*EXERCISE DIRECTIONS:* Continue the essay below about RFID chips and electronic health records, starting right after its last sentence and leaving the listing aside.

We Can but Should We

Topics: Health care, RFID, Electronic health record Pages: 6 (1944 words) Published: June 20, 2013

Just imagine having all of your medical records with you at all times, reducing the risk and issues ascend from patient safety and identification when a person visits their healthcare providers. The use of Electronic Health Records, this can become a reality for all U.S. Citizens. The Electronic Health Record or EHR is a collection of patient health information that is collected over several visits to a healthcare provider. The EHR contains the entire patients’ progress notes, medication, laboratory results, past medical history, and all other forms of medical information. For something like this to be achieved, a person would have to have a special chip implanted, or a Radio Frequency Identification Device (RFID), that would hold their health information. When a person visits their healthcare provider, the facility would scan the chip and all of the patients’ health information would be uploaded into the systems (Taghaboni-Dutta & Velthouse, 2006). EHR’s have been designed to share a patient’s health information with other health providers securely, ensuring there remains an open communication and better involvement in regards to the patient. The RFID chip is recommended for select groups of people and they include people with Alzheimer’s disease because they may not recall their own health information or details, people with diabetes, mostly because in case they were to have an emergency, health providers can know first hand their condition, people who have heart complications or have stents in their blood vessels, and those that who already have the medical chips implanted in them like defibrillators and people who frequently require medical attention. Several methods of fully digitalizing this process have been suggested the RFID is one of the major methods thought of. Radio Frequency is a term that is used to refer to an electronic system that transmits in the form of serial numbers that are distinct, the identity of a person in a wireless manner with the aid of radio frequencies. The RFID is categorized under the wider automatic identification technologies category (Association of Automatic Identification and Mobility, 2011). The RFID are intelligent bar codes, also known as, that is connected to a network system and can communicate back and forth. The goal is to ensure that this network within which the identification is possible is made global so that the information can be relayed wherever the person is in the world.

*GIVEN INFORMATION:*

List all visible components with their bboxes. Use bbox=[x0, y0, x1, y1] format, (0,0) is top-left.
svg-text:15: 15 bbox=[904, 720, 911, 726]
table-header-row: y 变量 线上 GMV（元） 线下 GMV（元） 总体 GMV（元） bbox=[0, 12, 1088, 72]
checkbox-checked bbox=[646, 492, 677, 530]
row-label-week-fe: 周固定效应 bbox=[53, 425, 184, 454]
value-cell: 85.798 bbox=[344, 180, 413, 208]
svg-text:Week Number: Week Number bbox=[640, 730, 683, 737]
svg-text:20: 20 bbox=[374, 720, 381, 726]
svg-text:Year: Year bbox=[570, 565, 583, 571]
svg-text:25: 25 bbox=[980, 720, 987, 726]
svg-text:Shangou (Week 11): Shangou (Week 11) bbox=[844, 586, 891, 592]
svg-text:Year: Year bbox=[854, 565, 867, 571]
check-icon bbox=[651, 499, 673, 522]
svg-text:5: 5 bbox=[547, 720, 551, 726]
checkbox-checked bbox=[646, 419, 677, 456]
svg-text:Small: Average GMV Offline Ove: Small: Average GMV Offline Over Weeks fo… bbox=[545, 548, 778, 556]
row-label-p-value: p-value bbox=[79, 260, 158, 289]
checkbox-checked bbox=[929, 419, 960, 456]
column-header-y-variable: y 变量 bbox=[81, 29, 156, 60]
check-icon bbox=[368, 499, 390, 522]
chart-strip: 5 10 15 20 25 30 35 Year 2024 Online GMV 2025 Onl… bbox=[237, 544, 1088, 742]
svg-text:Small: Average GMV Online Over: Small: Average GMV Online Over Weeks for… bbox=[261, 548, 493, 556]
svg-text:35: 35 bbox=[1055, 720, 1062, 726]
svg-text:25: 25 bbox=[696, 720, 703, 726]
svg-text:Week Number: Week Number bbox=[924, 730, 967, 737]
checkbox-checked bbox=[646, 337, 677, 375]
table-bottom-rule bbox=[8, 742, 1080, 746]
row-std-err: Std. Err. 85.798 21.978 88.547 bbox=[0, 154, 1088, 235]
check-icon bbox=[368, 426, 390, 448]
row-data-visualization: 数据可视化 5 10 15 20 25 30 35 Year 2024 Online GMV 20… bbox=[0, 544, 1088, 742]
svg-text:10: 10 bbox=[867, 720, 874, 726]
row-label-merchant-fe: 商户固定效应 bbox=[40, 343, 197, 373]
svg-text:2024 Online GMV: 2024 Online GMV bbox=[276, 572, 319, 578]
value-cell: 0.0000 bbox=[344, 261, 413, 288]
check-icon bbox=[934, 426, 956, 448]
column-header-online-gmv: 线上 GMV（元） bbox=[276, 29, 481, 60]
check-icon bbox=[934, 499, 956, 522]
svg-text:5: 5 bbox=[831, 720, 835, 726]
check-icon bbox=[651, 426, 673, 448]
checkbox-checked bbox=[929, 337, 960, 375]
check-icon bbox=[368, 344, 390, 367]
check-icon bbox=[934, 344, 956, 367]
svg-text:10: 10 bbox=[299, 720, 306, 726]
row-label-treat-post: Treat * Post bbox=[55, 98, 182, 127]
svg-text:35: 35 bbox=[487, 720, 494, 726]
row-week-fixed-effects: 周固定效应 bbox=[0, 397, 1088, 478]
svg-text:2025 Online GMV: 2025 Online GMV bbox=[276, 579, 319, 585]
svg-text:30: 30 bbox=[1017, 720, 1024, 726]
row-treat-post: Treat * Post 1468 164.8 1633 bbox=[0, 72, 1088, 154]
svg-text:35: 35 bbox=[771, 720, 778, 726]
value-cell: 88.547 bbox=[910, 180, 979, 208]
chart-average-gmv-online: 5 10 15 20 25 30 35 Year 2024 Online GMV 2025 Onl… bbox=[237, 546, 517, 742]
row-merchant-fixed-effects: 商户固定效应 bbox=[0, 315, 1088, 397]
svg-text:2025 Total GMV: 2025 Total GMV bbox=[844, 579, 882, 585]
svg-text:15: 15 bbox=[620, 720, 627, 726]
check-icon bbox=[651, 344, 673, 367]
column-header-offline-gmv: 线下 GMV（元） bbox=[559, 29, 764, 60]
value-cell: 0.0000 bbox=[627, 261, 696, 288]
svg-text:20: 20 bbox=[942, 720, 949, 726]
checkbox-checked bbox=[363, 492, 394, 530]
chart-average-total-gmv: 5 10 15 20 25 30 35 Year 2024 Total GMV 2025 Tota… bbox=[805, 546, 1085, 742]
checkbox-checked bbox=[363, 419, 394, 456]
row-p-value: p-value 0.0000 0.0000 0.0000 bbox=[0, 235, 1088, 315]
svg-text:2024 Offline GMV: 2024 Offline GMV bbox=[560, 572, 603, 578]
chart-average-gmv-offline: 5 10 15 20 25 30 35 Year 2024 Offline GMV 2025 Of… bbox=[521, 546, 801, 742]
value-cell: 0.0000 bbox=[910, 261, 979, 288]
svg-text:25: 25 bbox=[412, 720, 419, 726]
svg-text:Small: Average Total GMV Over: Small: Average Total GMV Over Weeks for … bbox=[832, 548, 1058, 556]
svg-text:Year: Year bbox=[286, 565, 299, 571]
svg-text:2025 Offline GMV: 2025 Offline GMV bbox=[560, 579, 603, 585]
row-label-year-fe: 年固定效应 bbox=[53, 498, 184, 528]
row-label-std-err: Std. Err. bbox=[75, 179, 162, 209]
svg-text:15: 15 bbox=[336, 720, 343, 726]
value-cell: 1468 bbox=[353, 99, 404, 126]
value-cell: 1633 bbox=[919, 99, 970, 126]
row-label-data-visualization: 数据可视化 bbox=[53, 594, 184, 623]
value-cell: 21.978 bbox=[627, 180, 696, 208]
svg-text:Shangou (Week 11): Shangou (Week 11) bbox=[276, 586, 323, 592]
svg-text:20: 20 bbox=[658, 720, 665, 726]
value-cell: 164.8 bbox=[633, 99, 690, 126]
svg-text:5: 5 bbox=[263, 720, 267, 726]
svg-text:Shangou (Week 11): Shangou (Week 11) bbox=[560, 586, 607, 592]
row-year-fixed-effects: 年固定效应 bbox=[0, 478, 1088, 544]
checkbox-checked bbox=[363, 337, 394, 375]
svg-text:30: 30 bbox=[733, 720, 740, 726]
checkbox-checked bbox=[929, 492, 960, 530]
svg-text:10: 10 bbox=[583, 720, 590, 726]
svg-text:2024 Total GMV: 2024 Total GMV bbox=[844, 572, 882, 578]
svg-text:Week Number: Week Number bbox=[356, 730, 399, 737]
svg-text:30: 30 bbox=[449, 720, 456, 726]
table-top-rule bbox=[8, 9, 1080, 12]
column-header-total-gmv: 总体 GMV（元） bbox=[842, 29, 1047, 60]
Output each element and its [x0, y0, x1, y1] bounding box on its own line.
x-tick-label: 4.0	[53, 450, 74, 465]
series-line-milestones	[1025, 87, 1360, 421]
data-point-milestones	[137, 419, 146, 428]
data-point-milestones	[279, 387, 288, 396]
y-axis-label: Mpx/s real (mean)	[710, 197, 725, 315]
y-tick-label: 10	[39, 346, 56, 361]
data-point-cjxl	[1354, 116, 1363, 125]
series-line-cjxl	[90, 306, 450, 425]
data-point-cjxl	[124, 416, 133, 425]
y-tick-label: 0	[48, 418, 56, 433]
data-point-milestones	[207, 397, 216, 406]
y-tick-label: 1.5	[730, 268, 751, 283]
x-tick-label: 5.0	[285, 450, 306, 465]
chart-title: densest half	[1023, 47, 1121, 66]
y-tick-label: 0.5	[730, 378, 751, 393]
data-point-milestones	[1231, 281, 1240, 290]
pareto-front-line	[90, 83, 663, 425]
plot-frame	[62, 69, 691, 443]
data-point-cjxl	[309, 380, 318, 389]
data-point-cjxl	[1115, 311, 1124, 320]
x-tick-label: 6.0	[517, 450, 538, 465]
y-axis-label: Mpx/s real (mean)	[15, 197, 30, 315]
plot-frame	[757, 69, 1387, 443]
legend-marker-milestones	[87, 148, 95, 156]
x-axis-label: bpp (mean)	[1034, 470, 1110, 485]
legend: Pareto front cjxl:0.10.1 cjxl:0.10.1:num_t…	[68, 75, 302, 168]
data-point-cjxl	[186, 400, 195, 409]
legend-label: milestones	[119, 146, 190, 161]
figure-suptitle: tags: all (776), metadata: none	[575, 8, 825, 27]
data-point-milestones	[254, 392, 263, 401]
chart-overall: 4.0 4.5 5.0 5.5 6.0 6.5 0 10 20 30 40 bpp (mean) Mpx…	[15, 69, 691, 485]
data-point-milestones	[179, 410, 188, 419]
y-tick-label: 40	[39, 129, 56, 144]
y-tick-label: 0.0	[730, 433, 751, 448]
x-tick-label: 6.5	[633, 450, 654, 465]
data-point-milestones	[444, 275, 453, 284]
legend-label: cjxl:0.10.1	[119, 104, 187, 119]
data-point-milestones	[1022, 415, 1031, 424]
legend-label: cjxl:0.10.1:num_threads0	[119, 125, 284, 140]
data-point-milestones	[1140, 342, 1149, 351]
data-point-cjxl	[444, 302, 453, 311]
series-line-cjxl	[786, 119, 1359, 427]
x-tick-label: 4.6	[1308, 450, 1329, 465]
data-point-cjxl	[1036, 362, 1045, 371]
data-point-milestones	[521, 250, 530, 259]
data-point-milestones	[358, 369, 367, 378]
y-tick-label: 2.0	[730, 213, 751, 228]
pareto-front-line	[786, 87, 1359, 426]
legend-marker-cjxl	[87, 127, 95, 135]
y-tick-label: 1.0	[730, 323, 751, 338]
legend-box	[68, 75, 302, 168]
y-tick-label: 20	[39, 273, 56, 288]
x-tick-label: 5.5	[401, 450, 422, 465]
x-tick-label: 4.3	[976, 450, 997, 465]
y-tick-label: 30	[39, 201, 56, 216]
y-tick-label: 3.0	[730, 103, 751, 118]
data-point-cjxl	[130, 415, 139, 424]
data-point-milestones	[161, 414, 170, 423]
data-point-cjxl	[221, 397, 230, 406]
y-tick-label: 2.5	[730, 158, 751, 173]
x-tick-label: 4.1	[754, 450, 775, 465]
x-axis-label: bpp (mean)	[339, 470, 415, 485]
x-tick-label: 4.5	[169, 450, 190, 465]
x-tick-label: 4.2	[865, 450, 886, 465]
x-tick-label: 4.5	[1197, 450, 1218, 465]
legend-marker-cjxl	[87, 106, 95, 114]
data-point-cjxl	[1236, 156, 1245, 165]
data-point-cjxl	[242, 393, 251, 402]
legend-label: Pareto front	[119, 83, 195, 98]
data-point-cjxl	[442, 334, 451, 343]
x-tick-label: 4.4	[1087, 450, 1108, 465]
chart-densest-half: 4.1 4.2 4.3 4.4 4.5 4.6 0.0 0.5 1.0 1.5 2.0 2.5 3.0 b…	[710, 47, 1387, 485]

*EXPECTED ANSWER:*
Benefits of the use of the chip and the pros of implanting the chip
There are so many emergency situations that occur, and healthcare providers do not have the information regarding the patients that are brought to the facilities during an emergency. With the use of Electronic Health Record chips, providers can gain access to patients’ health information records, and would be able to notice any allergies that the patient may have, as well as any medications that are prescribed to the patient (Peslak, 2005). The chips would hold vital information such as who should be notified by the authorities when the patient has an emergency, this would save the relatives from having to search for their loved one if they become hospitalized without their knowledge. A patient’s blood type very important especially during an emergency as the health providers would get this information directly from the EHR chip, blood transfusions can be done quickly if needed and there would not be any blood group mismatch. Currently the chip only contains an identification number, which is what is used to access the person’s personal information. This makes the chip very secure, as only authorized people would have access to the database. The chip will make it easier for medical practitioners as well as saving valuable time in accessing the information about the client. This is based on the fact that the patient will arrive at a...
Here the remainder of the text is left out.